WHAT THE TASK REQUIRES:
From the listing, collect all lines containing the word "pada".

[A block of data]
<<<<

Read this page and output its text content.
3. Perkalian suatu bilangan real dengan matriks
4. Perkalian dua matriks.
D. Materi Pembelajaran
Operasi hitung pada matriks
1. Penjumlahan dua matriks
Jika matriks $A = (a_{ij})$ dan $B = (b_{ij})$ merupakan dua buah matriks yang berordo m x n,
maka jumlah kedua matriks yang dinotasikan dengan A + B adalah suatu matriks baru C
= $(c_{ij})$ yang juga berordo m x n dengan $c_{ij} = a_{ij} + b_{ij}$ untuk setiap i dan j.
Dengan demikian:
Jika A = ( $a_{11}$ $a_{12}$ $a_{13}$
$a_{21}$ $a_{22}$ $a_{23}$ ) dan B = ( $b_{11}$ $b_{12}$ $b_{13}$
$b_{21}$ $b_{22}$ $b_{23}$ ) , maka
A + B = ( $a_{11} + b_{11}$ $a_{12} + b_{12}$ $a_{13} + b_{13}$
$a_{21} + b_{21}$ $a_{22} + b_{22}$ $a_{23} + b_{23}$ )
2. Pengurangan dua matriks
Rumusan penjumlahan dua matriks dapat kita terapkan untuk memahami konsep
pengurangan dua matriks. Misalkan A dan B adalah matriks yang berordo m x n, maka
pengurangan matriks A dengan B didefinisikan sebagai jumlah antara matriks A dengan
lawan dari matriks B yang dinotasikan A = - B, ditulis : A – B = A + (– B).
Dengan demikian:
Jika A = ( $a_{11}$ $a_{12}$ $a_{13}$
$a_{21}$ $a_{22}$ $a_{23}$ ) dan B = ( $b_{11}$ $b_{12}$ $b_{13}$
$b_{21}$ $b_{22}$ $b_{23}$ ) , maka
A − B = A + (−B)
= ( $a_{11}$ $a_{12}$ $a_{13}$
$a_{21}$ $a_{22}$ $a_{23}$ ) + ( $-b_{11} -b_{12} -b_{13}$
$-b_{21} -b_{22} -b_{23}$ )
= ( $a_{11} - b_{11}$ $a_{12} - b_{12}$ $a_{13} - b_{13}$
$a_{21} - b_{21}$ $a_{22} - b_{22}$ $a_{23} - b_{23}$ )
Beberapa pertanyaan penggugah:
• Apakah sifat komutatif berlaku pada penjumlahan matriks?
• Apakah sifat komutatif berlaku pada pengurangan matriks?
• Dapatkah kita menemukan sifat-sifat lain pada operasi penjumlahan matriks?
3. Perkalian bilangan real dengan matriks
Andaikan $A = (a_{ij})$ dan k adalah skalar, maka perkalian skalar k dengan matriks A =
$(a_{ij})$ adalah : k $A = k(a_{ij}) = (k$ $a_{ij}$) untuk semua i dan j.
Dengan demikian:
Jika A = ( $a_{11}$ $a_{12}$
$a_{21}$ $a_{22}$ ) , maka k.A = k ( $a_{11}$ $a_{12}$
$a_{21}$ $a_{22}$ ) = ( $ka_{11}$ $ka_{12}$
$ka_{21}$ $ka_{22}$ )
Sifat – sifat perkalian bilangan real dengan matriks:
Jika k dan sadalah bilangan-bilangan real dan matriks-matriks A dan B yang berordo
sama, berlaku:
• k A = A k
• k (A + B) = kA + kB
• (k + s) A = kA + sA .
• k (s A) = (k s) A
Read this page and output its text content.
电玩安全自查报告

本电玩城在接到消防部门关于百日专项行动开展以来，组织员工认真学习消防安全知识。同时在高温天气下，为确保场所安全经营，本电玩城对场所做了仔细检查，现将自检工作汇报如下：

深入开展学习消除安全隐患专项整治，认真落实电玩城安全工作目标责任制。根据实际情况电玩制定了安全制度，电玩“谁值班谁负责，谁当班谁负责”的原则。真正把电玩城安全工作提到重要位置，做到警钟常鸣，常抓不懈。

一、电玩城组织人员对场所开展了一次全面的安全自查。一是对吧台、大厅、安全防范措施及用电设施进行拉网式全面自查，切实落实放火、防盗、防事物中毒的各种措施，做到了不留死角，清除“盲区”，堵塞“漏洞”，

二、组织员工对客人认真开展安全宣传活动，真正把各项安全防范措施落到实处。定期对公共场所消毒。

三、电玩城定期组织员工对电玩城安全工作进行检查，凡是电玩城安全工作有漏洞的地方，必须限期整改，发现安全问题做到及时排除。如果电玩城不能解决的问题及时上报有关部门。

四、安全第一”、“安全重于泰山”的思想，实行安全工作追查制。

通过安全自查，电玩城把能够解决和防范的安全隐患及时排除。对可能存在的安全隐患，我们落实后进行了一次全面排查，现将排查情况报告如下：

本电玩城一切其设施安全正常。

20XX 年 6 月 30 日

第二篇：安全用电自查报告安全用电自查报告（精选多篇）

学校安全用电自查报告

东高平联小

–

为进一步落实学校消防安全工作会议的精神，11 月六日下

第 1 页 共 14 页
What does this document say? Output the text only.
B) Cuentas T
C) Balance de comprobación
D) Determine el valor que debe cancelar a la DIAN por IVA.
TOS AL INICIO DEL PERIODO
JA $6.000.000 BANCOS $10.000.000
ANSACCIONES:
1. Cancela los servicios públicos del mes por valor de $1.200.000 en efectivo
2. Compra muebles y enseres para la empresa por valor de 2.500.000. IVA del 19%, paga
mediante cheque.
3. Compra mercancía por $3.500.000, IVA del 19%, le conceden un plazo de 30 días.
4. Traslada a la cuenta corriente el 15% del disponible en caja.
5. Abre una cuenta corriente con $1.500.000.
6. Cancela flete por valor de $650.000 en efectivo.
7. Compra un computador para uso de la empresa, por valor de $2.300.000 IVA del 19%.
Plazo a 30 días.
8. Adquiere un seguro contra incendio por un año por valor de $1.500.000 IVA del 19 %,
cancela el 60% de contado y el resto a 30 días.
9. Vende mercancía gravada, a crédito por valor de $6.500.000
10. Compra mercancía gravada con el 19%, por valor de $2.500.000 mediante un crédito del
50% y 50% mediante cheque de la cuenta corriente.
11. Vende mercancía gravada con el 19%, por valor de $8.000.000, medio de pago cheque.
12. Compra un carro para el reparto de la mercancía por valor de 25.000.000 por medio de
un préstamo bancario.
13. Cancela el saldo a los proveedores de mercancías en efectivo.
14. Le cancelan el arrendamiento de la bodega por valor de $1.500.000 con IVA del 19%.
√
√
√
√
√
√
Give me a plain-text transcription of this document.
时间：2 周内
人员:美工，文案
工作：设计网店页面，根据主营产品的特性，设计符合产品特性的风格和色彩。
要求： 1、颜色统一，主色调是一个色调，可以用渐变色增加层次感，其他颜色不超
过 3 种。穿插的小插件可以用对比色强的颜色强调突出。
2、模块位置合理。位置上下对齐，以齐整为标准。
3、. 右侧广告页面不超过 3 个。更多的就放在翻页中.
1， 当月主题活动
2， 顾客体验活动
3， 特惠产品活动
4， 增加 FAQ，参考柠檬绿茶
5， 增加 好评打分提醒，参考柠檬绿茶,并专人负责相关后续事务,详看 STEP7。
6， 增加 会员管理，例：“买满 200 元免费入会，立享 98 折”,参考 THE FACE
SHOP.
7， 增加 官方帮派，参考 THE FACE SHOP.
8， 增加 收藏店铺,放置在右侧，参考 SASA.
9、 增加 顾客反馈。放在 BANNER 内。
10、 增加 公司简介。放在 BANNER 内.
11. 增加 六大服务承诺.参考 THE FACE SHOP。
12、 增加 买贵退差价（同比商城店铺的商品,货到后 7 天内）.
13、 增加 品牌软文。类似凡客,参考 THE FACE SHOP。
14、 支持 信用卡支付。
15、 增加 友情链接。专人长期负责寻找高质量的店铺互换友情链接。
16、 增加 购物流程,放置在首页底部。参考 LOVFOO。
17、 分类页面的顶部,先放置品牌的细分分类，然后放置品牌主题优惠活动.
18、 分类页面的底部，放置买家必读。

>>>>

THE OUTPUT:
Operasi hitung pada matriks
• Apakah sifat komutatif berlaku pada penjumlahan matriks?
• Apakah sifat komutatif berlaku pada pengurangan matriks?
• Dapatkah kita menemukan sifat-sifat lain pada operasi penjumlahan matriks?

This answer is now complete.